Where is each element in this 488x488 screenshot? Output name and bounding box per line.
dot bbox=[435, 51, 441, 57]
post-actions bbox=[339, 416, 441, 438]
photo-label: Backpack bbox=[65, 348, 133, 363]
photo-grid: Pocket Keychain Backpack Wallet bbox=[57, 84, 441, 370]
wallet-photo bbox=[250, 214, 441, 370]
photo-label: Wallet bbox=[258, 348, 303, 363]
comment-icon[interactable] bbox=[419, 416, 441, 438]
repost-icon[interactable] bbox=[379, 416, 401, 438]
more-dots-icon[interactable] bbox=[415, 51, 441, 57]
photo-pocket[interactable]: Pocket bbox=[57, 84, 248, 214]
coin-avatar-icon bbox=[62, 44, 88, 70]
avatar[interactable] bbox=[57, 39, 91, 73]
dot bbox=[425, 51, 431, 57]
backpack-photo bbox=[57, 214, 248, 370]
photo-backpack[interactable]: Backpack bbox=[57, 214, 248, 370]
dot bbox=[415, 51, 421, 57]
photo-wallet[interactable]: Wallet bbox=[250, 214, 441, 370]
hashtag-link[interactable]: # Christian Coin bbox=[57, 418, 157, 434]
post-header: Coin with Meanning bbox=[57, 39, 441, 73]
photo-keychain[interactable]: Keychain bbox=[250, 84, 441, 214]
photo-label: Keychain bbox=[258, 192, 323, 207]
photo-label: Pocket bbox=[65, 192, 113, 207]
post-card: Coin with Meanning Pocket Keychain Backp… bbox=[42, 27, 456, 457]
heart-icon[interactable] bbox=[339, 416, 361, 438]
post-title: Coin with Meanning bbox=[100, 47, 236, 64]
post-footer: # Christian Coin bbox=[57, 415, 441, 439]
────────────────────
Exercise requirements: Copy out the records above, swapping each "photo-label" for "caption" and leaving everything else the same.

Solution to this exercise:
Where is each element in this 488x488 screenshot? Output name and bounding box per line.
dot bbox=[435, 51, 441, 57]
post-actions bbox=[339, 416, 441, 438]
caption: Backpack bbox=[65, 348, 133, 363]
photo-grid: Pocket Keychain Backpack Wallet bbox=[57, 84, 441, 370]
wallet-photo bbox=[250, 214, 441, 370]
caption: Wallet bbox=[258, 348, 303, 363]
comment-icon[interactable] bbox=[419, 416, 441, 438]
repost-icon[interactable] bbox=[379, 416, 401, 438]
more-dots-icon[interactable] bbox=[415, 51, 441, 57]
photo-pocket[interactable]: Pocket bbox=[57, 84, 248, 214]
coin-avatar-icon bbox=[62, 44, 88, 70]
avatar[interactable] bbox=[57, 39, 91, 73]
dot bbox=[425, 51, 431, 57]
backpack-photo bbox=[57, 214, 248, 370]
photo-backpack[interactable]: Backpack bbox=[57, 214, 248, 370]
dot bbox=[415, 51, 421, 57]
photo-wallet[interactable]: Wallet bbox=[250, 214, 441, 370]
hashtag-link[interactable]: # Christian Coin bbox=[57, 418, 157, 434]
post-header: Coin with Meanning bbox=[57, 39, 441, 73]
photo-keychain[interactable]: Keychain bbox=[250, 84, 441, 214]
caption: Keychain bbox=[258, 192, 323, 207]
caption: Pocket bbox=[65, 192, 113, 207]
post-card: Coin with Meanning Pocket Keychain Backp… bbox=[42, 27, 456, 457]
heart-icon[interactable] bbox=[339, 416, 361, 438]
post-title: Coin with Meanning bbox=[100, 47, 236, 64]
post-footer: # Christian Coin bbox=[57, 415, 441, 439]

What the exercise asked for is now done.